(Aim of the task):
Repeat the material below exactly, line for line.

________________________

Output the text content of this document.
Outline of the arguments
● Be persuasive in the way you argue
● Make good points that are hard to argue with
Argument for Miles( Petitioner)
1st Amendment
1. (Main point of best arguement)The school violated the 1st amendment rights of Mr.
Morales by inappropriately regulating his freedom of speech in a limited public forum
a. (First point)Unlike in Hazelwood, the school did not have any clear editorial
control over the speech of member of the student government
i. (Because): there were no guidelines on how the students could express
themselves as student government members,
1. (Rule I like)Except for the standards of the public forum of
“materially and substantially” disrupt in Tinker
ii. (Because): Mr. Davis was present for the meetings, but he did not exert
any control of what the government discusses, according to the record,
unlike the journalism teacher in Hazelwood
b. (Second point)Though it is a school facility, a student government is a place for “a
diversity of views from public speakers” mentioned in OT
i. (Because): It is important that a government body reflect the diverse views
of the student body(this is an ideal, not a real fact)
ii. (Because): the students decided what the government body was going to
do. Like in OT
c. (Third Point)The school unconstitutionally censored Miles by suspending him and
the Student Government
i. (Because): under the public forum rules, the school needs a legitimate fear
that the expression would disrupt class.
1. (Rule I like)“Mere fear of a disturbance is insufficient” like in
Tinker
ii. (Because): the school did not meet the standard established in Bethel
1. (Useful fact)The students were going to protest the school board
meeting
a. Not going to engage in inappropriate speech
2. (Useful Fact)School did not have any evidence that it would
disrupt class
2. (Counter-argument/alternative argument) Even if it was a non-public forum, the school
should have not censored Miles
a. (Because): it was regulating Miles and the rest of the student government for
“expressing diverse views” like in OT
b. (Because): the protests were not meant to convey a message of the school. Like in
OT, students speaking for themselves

________________________

(Finished answer):
Output the text content of this document.
Outline of the arguments
● Be persuasive in the way you argue
● Make good points that are hard to argue with
Argument for Miles( Petitioner)
1st Amendment
1. (Main point of best arguement)The school violated the 1st amendment rights of Mr.
Morales by inappropriately regulating his freedom of speech in a limited public forum
a. (First point)Unlike in Hazelwood, the school did not have any clear editorial
control over the speech of member of the student government
i. (Because): there were no guidelines on how the students could express
themselves as student government members,
1. (Rule I like)Except for the standards of the public forum of
“materially and substantially” disrupt in Tinker
ii. (Because): Mr. Davis was present for the meetings, but he did not exert
any control of what the government discusses, according to the record,
unlike the journalism teacher in Hazelwood
b. (Second point)Though it is a school facility, a student government is a place for “a
diversity of views from public speakers” mentioned in OT
i. (Because): It is important that a government body reflect the diverse views
of the student body(this is an ideal, not a real fact)
ii. (Because): the students decided what the government body was going to
do. Like in OT
c. (Third Point)The school unconstitutionally censored Miles by suspending him and
the Student Government
i. (Because): under the public forum rules, the school needs a legitimate fear
that the expression would disrupt class.
1. (Rule I like)“Mere fear of a disturbance is insufficient” like in
Tinker
ii. (Because): the school did not meet the standard established in Bethel
1. (Useful fact)The students were going to protest the school board
meeting
a. Not going to engage in inappropriate speech
2. (Useful Fact)School did not have any evidence that it would
disrupt class
2. (Counter-argument/alternative argument) Even if it was a non-public forum, the school
should have not censored Miles
a. (Because): it was regulating Miles and the rest of the student government for
“expressing diverse views” like in OT
b. (Because): the protests were not meant to convey a message of the school. Like in
OT, students speaking for themselves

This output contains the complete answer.